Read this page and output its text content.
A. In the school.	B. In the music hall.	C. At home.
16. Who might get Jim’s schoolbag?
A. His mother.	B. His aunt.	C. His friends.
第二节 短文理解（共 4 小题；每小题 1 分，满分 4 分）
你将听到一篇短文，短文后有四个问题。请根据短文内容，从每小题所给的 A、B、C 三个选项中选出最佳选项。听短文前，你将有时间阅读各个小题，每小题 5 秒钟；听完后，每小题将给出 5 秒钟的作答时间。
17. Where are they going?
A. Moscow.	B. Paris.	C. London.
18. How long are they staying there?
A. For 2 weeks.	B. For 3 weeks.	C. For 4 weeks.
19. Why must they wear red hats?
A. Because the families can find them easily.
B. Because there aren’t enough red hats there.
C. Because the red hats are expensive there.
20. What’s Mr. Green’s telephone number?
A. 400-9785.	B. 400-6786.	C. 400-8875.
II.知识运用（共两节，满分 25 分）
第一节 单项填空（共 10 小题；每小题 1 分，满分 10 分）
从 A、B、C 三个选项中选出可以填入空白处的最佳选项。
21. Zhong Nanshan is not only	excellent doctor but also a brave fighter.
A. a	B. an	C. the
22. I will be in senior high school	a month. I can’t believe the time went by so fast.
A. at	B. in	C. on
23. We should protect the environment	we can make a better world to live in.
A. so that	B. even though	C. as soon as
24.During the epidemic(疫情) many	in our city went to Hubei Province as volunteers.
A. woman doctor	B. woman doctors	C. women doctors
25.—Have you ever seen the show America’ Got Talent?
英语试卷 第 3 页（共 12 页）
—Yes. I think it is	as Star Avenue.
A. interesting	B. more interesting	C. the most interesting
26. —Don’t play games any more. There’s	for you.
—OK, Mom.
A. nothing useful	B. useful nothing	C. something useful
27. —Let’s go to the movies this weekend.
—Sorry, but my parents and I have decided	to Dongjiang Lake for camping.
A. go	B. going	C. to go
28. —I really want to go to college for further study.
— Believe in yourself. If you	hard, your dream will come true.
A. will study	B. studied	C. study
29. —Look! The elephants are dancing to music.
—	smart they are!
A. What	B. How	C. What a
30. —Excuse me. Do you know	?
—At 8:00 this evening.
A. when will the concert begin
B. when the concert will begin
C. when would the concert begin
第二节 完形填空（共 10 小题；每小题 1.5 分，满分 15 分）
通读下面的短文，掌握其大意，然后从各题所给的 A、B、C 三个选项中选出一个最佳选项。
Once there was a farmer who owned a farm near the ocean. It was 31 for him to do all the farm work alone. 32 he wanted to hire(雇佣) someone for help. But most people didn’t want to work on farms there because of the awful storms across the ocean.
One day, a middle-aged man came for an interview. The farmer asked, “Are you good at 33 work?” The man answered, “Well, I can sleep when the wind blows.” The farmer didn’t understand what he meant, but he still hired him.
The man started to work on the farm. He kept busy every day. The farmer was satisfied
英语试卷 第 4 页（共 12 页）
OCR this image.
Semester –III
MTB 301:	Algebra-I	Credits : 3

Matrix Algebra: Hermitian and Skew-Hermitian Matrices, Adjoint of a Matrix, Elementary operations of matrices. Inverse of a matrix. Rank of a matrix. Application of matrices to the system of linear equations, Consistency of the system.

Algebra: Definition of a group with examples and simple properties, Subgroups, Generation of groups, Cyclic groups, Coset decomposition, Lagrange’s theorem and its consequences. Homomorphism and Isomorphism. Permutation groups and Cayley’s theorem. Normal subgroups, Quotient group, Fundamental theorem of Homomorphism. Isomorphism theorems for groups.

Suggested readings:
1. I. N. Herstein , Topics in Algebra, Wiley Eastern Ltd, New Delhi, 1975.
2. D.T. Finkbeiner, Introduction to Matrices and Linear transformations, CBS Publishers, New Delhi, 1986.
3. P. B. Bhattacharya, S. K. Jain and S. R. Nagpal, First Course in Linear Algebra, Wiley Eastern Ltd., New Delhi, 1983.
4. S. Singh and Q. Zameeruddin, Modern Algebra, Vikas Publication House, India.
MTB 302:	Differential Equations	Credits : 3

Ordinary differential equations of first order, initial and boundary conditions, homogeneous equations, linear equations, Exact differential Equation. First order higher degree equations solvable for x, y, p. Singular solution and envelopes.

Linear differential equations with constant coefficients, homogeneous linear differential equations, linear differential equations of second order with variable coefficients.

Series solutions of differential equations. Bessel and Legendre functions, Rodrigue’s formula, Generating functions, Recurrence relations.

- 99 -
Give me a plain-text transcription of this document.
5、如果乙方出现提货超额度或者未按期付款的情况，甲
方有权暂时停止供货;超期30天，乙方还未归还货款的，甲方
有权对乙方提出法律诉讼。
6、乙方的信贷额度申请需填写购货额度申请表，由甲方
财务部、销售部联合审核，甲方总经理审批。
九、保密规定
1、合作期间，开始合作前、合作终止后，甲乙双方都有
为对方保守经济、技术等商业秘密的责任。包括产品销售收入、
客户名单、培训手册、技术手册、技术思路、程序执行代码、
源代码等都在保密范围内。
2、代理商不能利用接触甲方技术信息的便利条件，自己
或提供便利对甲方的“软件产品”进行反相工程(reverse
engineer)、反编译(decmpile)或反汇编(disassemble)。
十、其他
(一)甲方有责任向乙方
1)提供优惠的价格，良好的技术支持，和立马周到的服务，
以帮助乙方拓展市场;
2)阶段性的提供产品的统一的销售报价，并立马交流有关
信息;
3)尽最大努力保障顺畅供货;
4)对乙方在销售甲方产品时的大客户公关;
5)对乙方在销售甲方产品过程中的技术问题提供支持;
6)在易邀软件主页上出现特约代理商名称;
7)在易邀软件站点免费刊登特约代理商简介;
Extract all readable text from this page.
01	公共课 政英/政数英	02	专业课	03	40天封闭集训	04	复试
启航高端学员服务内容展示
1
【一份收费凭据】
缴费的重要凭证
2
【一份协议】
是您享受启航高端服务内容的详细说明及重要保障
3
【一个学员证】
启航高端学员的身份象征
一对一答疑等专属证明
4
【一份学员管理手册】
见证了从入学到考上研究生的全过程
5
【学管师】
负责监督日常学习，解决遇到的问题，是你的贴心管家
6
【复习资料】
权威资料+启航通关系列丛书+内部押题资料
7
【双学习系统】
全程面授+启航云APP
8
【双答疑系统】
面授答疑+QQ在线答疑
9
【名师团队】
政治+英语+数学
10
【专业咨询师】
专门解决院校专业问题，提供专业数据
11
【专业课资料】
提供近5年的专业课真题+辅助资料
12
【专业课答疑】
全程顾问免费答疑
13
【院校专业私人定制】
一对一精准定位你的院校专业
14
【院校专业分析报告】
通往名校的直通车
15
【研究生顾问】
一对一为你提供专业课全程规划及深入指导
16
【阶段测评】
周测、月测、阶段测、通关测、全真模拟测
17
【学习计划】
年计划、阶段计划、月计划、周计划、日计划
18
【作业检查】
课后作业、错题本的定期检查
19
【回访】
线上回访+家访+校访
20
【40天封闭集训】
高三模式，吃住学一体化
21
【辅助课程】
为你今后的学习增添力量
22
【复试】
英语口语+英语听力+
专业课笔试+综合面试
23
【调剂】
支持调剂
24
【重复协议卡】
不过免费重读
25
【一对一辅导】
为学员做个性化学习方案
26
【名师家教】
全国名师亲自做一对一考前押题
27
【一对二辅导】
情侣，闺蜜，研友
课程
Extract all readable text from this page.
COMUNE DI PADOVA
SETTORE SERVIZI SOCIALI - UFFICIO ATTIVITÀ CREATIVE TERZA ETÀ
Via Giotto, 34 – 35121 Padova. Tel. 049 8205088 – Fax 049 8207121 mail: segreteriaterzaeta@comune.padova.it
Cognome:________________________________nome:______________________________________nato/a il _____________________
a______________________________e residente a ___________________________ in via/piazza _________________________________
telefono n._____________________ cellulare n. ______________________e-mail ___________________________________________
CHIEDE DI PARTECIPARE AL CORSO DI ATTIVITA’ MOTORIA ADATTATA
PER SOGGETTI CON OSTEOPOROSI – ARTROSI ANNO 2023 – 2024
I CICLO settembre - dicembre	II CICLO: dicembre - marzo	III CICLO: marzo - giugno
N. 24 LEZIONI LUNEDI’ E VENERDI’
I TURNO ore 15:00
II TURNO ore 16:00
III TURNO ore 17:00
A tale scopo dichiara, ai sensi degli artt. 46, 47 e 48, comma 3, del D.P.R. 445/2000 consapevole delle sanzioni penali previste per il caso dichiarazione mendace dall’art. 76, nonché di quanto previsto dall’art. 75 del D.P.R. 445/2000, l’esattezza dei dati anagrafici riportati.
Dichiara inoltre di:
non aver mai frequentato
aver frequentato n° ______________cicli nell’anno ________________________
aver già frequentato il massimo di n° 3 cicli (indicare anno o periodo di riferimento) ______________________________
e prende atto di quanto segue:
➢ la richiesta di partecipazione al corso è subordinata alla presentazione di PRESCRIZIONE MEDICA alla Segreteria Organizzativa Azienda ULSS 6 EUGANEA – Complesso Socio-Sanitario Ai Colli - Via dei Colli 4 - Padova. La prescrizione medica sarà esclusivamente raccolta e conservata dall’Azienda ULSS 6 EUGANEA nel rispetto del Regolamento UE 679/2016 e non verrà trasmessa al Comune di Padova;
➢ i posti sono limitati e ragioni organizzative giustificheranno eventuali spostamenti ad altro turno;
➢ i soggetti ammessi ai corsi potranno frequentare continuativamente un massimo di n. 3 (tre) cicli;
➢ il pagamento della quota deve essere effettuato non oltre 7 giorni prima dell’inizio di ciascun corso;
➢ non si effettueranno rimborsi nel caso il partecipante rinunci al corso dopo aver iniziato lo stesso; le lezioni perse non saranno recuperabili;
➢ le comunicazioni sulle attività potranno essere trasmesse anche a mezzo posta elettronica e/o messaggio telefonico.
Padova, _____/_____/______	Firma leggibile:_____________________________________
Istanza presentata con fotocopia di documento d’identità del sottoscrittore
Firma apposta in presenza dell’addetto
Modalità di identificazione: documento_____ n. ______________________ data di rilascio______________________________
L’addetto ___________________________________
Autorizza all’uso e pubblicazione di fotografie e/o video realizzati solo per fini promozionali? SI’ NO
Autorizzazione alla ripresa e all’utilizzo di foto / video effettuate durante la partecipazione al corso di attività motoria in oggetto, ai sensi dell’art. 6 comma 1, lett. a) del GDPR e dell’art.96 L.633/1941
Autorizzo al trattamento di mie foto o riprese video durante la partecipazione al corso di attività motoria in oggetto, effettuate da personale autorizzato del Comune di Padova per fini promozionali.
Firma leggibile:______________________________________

Given instruction —
Find each line with the string "order" and copy it out.

Written solution —
Ordinary differential equations of first order, initial and boundary conditions, homogeneous equations, linear equations, Exact differential Equation. First order higher degree equations solvable for x, y, p. Singular solution and envelopes.
Linear differential equations with constant coefficients, homogeneous linear differential equations, linear differential equations of second order with variable coefficients.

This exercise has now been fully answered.